Given data:

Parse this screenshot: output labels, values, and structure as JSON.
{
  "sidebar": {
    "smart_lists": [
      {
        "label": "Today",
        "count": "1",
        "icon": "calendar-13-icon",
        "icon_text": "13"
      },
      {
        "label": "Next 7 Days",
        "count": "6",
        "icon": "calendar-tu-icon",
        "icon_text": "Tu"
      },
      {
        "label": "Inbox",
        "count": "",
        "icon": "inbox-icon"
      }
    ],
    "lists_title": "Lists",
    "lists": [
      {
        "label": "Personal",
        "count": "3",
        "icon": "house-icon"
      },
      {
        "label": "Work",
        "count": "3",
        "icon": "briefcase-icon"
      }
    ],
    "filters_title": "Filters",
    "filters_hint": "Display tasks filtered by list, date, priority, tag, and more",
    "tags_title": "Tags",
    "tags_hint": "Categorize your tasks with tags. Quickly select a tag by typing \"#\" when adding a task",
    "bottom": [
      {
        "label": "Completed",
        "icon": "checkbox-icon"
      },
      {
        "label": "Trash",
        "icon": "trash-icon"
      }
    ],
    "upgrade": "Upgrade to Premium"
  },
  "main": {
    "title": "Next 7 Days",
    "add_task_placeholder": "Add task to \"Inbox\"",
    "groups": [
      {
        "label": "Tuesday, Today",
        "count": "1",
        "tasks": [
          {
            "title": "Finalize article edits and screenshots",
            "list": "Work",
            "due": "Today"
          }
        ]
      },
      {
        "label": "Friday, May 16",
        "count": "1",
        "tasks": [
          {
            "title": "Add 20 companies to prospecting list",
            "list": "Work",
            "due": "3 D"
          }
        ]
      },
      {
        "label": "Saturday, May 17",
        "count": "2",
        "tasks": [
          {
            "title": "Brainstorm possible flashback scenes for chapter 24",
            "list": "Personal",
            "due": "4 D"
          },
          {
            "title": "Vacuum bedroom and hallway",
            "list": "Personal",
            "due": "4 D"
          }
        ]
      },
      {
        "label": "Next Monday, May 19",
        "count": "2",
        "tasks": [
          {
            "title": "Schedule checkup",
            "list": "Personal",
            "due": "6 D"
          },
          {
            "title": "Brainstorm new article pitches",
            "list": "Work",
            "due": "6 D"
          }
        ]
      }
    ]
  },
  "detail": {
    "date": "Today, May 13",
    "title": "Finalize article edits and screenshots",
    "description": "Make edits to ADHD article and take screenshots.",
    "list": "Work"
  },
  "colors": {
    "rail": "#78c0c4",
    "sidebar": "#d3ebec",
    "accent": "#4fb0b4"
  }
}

Challenge: Count every line of the records that holds "screenshots". State the number, nothing else.

Expected output: 3